GIVEN PROBLEM: Write the entries below out again exactly; any picture in them stays out.
━━━━━ RECORDS TO USE ━━━━━
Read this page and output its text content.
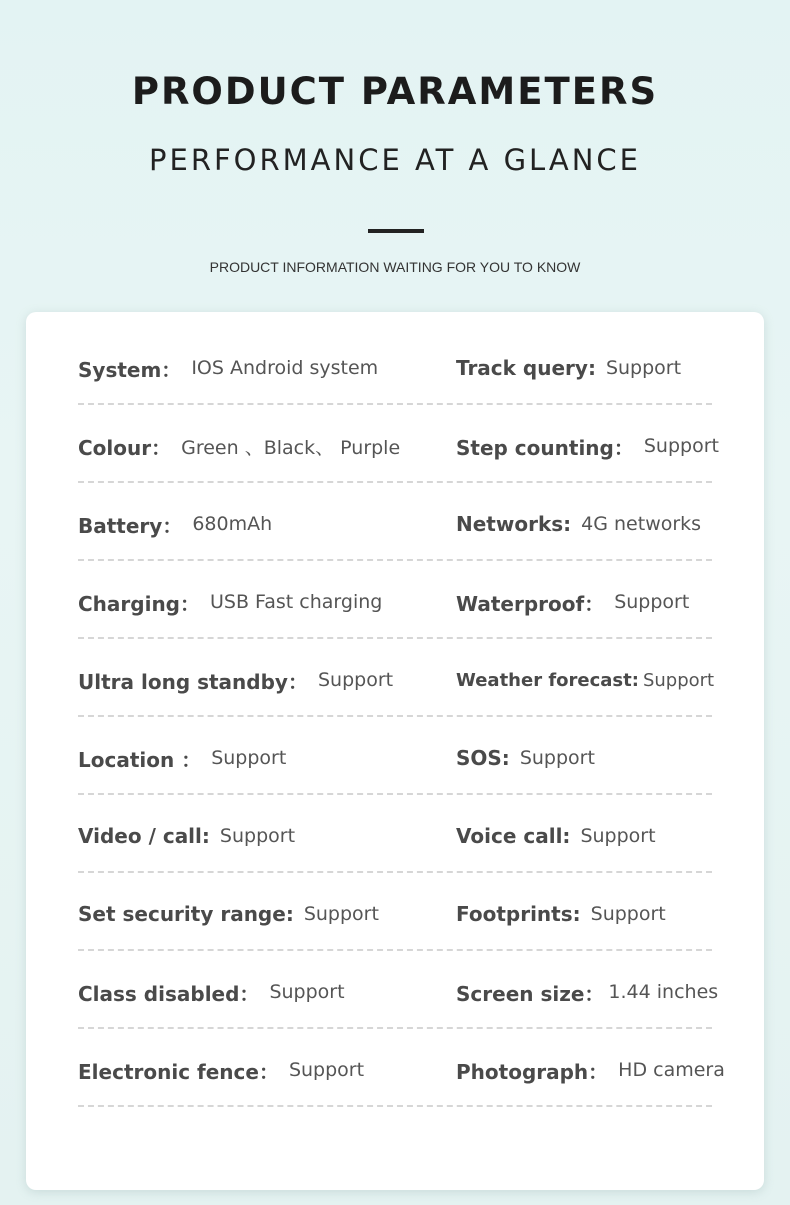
PRODUCT PARAMETERS
PERFORMANCE AT A GLANCE
PRODUCT INFORMATION WAITING FOR YOU TO KNOW
System： IOS Android system	Track query: Support
Colour： Green 、Black、 Purple	Step counting： Support
Battery： 680mAh	Networks: 4G networks
Charging： USB Fast charging	Waterproof： Support
Ultra long standby： Support	Weather forecast: Support
Location ： Support	SOS: Support
Video / call: Support	Voice call: Support
Set security range: Support	Footprints: Support
Class disabled： Support	Screen size： 1.44 inches
Electronic fence： Support	Photograph： HD camera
━━━━━
ANSWER TO THE EXERCISE:
Read this page and output its text content.
PRODUCT PARAMETERS
PERFORMANCE AT A GLANCE
PRODUCT INFORMATION WAITING FOR YOU TO KNOW
System： IOS Android system	Track query: Support
Colour： Green 、Black、 Purple	Step counting： Support
Battery： 680mAh	Networks: 4G networks
Charging： USB Fast charging	Waterproof： Support
Ultra long standby： Support	Weather forecast: Support
Location ： Support	SOS: Support
Video / call: Support	Voice call: Support
Set security range: Support	Footprints: Support
Class disabled： Support	Screen size： 1.44 inches
Electronic fence： Support	Photograph： HD camera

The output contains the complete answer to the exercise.